▸ **TASK TO CARRY OUT**
Track down the lines that contain "fleurs" and copy them.

▸ **Extracted records**
================
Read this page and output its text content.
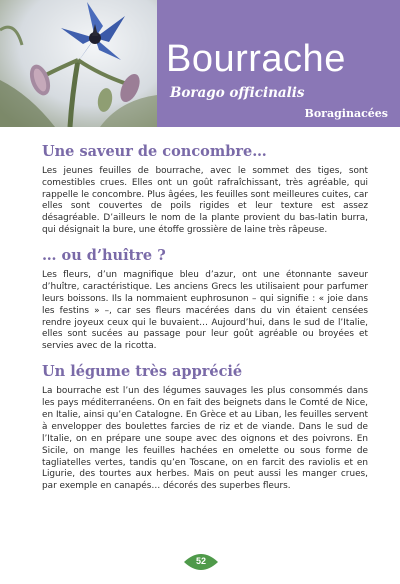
Bourrache
Borago officinalis
Boraginacées
Une saveur de concombre…

Les jeunes feuilles de bourrache, avec le sommet des tiges, sont comestibles crues. Elles ont un goût rafraîchissant, très agréable, qui rappelle le concombre. Plus âgées, les feuilles sont meilleures cuites, car elles sont couvertes de poils rigides et leur texture est assez désagréable. D’ailleurs le nom de la plante provient du bas-latin burra, qui désignait la bure, une étoffe grossière de laine très râpeuse.

… ou d’huître ?

Les fleurs, d’un magnifique bleu d’azur, ont une étonnante saveur d’huître, caractéristique. Les anciens Grecs les utilisaient pour parfumer leurs boissons. Ils la nommaient euphrosunon – qui signifie : « joie dans les festins » –, car ses fleurs macérées dans du vin étaient censées rendre joyeux ceux qui le buvaient… Aujourd’hui, dans le sud de l’Italie, elles sont sucées au passage pour leur goût agréable ou broyées et servies avec de la ricotta.

Un légume très apprécié

La bourrache est l’un des légumes sauvages les plus consommés dans les pays méditerranéens. On en fait des beignets dans le Comté de Nice, en Italie, ainsi qu’en Catalogne. En Grèce et au Liban, les feuilles servent à envelopper des boulettes farcies de riz et de viande. Dans le sud de l’Italie, on en prépare une soupe avec des oignons et des poivrons. En Sicile, on mange les feuilles hachées en omelette ou sous forme de tagliatelles vertes, tandis qu’en Toscane, on en farcit des raviolis et en Ligurie, des tourtes aux herbes. Mais on peut aussi les manger crues, par exemple en canapés… décorés des superbes fleurs.

52
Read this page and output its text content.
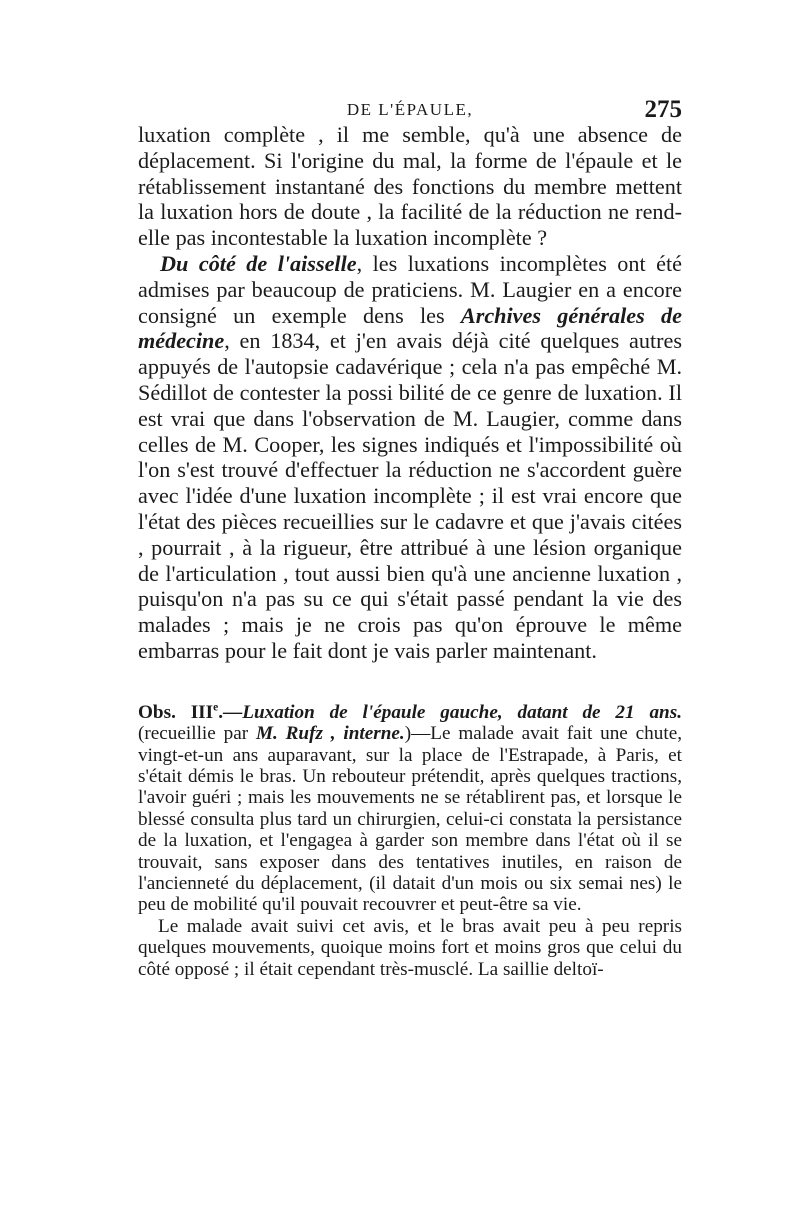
DE L'ÉPAULE,	275

luxation complète , il me semble, qu'à une absence de déplacement. Si l'origine du mal, la forme de l'épaule et le rétablissement instantané des fonctions du membre mettent la luxation hors de doute , la facilité de la réduction ne rend-elle pas incontestable la luxation incomplète ?

Du côté de l'aisselle, les luxations incomplètes ont été admises par beaucoup de praticiens. M. Laugier en a encore consigné un exemple dens les Archives générales de médecine, en 1834, et j'en avais déjà cité quelques autres appuyés de l'autopsie cadavérique ; cela n'a pas empêché M. Sédillot de contester la possi bilité de ce genre de luxation. Il est vrai que dans l'observation de M. Laugier, comme dans celles de M. Cooper, les signes indiqués et l'impossibilité où l'on s'est trouvé d'effectuer la réduction ne s'accordent guère avec l'idée d'une luxation incomplète ; il est vrai encore que l'état des pièces recueillies sur le cadavre et que j'avais citées , pourrait , à la rigueur, être attribué à une lésion organique de l'articulation , tout aussi bien qu'à une ancienne luxation , puisqu'on n'a pas su ce qui s'était passé pendant la vie des malades ; mais je ne crois pas qu'on éprouve le même embarras pour le fait dont je vais parler maintenant.

Obs. IIIe.—Luxation de l'épaule gauche, datant de 21 ans. (recueillie par M. Rufz , interne.)—Le malade avait fait une chute, vingt-et-un ans auparavant, sur la place de l'Estrapade, à Paris, et s'était démis le bras. Un rebouteur prétendit, après quelques tractions, l'avoir guéri ; mais les mouvements ne se rétablirent pas, et lorsque le blessé consulta plus tard un chirurgien, celui-ci constata la persistance de la luxation, et l'engagea à garder son membre dans l'état où il se trouvait, sans exposer dans des tentatives inutiles, en raison de l'ancienneté du déplacement, (il datait d'un mois ou six semai nes) le peu de mobilité qu'il pouvait recouvrer et peut-être sa vie.

Le malade avait suivi cet avis, et le bras avait peu à peu repris quelques mouvements, quoique moins fort et moins gros que celui du côté opposé ; il était cependant très-musclé. La saillie deltoï-
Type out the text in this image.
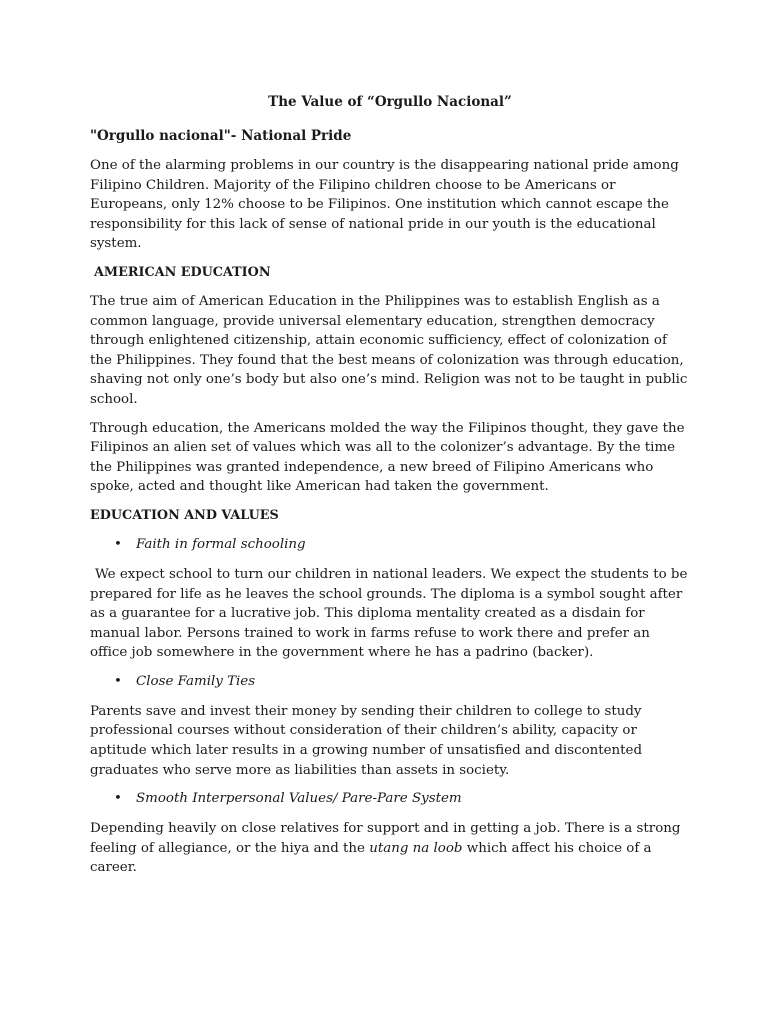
The Value of “Orgullo Nacional”
"Orgullo nacional"- National Pride

One of the alarming problems in our country is the disappearing national pride among Filipino Children. Majority of the Filipino children choose to be Americans or Europeans, only 12% choose to be Filipinos. One institution which cannot escape the responsibility for this lack of sense of national pride in our youth is the educational system.

AMERICAN EDUCATION

The true aim of American Education in the Philippines was to establish English as a common language, provide universal elementary education, strengthen democracy through enlightened citizenship, attain economic sufficiency, effect of colonization of the Philippines. They found that the best means of colonization was through education, shaving not only one’s body but also one’s mind. Religion was not to be taught in public school.

Through education, the Americans molded the way the Filipinos thought, they gave the Filipinos an alien set of values which was all to the colonizer’s advantage. By the time the Philippines was granted independence, a new breed of Filipino Americans who spoke, acted and thought like American had taken the government.

EDUCATION AND VALUES
• Faith in formal schooling

We expect school to turn our children in national leaders. We expect the students to be prepared for life as he leaves the school grounds. The diploma is a symbol sought after as a guarantee for a lucrative job. This diploma mentality created as a disdain for manual labor. Persons trained to work in farms refuse to work there and prefer an office job somewhere in the government where he has a padrino (backer).

• Close Family Ties

Parents save and invest their money by sending their children to college to study professional courses without consideration of their children’s ability, capacity or aptitude which later results in a growing number of unsatisfied and discontented graduates who serve more as liabilities than assets in society.

• Smooth Interpersonal Values/ Pare-Pare System

Depending heavily on close relatives for support and in getting a job. There is a strong feeling of allegiance, or the hiya and the utang na loob which affect his choice of a career.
================
▸ **CORRECT RESPONSE**
Les fleurs, d’un magnifique bleu d’azur, ont une étonnante saveur d’huître, caractéristique. Les anciens Grecs les utilisaient pour parfumer leurs boissons. Ils la nommaient euphrosunon – qui signifie : « joie dans les festins » –, car ses fleurs macérées dans du vin étaient censées rendre joyeux ceux qui le buvaient… Aujourd’hui, dans le sud de l’Italie, elles sont sucées au passage pour leur goût agréable ou broyées et servies avec de la ricotta.
La bourrache est l’un des légumes sauvages les plus consommés dans les pays méditerranéens. On en fait des beignets dans le Comté de Nice, en Italie, ainsi qu’en Catalogne. En Grèce et au Liban, les feuilles servent à envelopper des boulettes farcies de riz et de viande. Dans le sud de l’Italie, on en prépare une soupe avec des oignons et des poivrons. En Sicile, on mange les feuilles hachées en omelette ou sous forme de tagliatelles vertes, tandis qu’en Toscane, on en farcit des raviolis et en Ligurie, des tourtes aux herbes. Mais on peut aussi les manger crues, par exemple en canapés… décorés des superbes fleurs.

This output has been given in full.